» What is being asked:
Copy every line of the following data that includes the string "Omnichannel".

» Supplied data:
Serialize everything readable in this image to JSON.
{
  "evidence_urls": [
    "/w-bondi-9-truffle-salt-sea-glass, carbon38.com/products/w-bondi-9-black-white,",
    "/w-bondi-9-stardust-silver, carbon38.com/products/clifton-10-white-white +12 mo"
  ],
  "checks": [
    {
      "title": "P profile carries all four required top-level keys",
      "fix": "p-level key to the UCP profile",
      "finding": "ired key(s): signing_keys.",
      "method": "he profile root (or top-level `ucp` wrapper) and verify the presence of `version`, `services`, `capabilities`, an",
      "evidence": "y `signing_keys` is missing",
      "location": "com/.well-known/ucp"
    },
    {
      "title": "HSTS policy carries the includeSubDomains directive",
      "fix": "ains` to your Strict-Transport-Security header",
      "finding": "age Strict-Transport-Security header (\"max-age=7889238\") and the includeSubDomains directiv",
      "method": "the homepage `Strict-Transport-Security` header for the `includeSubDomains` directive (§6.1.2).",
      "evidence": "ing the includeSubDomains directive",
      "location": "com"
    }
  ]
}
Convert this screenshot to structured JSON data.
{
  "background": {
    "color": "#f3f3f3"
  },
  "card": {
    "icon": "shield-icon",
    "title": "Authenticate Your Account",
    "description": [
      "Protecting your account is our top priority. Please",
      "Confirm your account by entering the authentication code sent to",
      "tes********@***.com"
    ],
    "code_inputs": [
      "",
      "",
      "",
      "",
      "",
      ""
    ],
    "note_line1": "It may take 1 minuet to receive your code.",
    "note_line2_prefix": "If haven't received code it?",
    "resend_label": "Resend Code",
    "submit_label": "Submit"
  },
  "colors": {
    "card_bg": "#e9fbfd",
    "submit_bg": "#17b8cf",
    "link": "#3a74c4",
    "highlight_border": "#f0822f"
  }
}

--

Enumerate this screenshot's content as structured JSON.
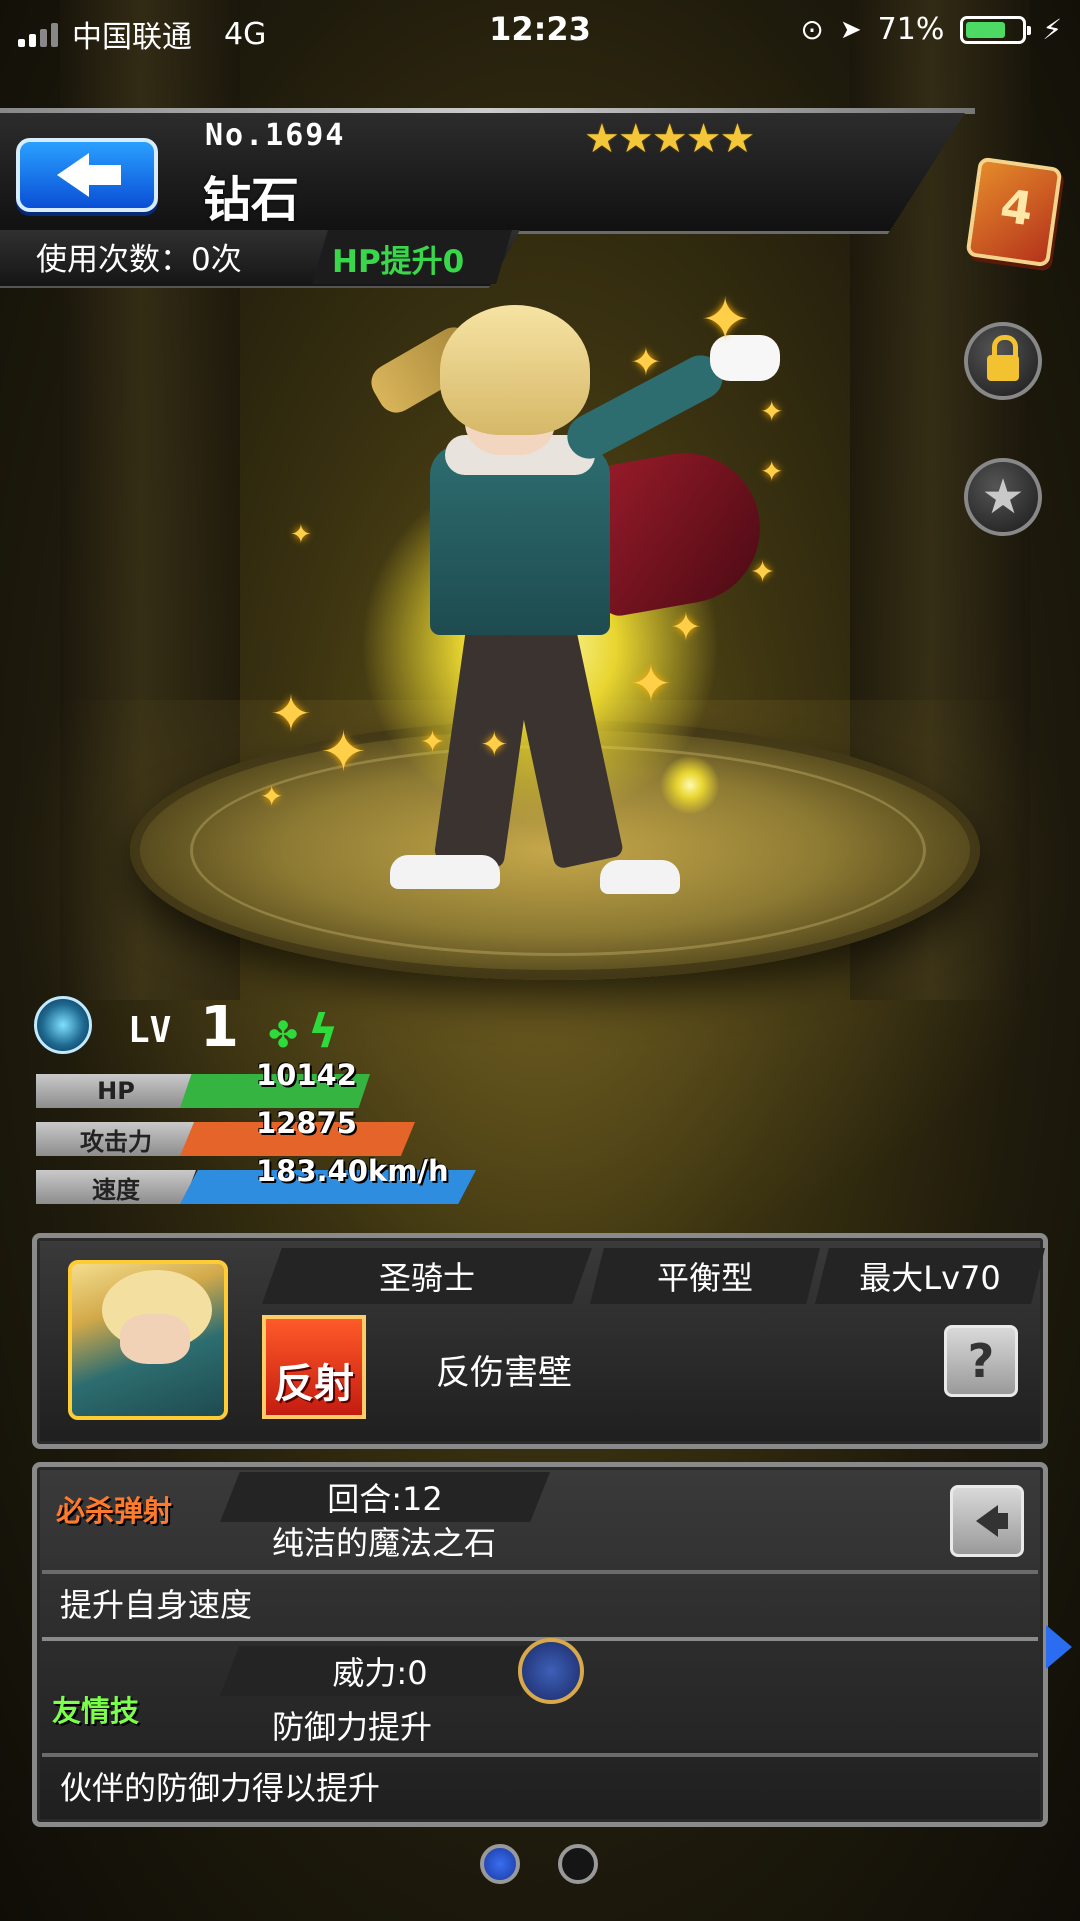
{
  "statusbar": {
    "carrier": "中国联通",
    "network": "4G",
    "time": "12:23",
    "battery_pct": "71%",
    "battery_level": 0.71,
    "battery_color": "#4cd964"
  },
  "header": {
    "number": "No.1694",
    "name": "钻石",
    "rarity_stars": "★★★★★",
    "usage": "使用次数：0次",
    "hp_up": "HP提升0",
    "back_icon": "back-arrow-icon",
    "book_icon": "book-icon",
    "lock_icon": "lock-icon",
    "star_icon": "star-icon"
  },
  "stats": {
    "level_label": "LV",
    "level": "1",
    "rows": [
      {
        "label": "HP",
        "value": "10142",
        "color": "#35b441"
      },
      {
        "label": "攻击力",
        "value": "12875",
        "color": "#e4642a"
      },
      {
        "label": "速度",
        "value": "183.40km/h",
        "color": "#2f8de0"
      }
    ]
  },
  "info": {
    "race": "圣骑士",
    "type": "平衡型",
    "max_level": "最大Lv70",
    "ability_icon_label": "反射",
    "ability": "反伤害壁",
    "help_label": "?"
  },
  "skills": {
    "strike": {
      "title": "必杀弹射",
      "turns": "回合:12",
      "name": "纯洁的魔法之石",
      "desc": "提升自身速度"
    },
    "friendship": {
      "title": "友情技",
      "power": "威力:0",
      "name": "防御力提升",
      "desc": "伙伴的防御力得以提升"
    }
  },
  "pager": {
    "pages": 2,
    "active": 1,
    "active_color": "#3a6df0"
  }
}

...

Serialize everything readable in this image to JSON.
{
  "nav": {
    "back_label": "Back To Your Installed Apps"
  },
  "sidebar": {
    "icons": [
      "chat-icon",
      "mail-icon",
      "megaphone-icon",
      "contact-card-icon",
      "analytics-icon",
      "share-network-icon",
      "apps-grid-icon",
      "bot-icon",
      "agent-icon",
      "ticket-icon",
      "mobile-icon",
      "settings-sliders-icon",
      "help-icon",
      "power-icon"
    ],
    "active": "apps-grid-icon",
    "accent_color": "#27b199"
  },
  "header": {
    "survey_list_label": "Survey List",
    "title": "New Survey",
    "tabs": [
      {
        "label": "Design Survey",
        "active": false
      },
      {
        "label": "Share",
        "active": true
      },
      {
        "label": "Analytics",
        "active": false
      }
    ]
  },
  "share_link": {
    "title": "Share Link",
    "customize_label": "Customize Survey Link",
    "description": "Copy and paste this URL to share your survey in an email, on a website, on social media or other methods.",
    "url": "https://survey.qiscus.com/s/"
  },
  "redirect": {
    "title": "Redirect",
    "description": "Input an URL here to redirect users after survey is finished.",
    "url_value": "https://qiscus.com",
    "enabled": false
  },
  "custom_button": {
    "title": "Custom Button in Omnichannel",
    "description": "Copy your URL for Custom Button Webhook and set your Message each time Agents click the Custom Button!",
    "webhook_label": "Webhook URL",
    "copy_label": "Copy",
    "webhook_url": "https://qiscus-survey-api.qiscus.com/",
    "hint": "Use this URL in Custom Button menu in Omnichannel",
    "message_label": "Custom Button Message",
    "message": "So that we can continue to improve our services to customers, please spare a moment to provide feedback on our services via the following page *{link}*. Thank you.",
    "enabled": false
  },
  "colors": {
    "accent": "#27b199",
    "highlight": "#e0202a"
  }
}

» Result:
    "title": "Custom Button in Omnichannel",
    "hint": "Use this URL in Custom Button menu in Omnichannel",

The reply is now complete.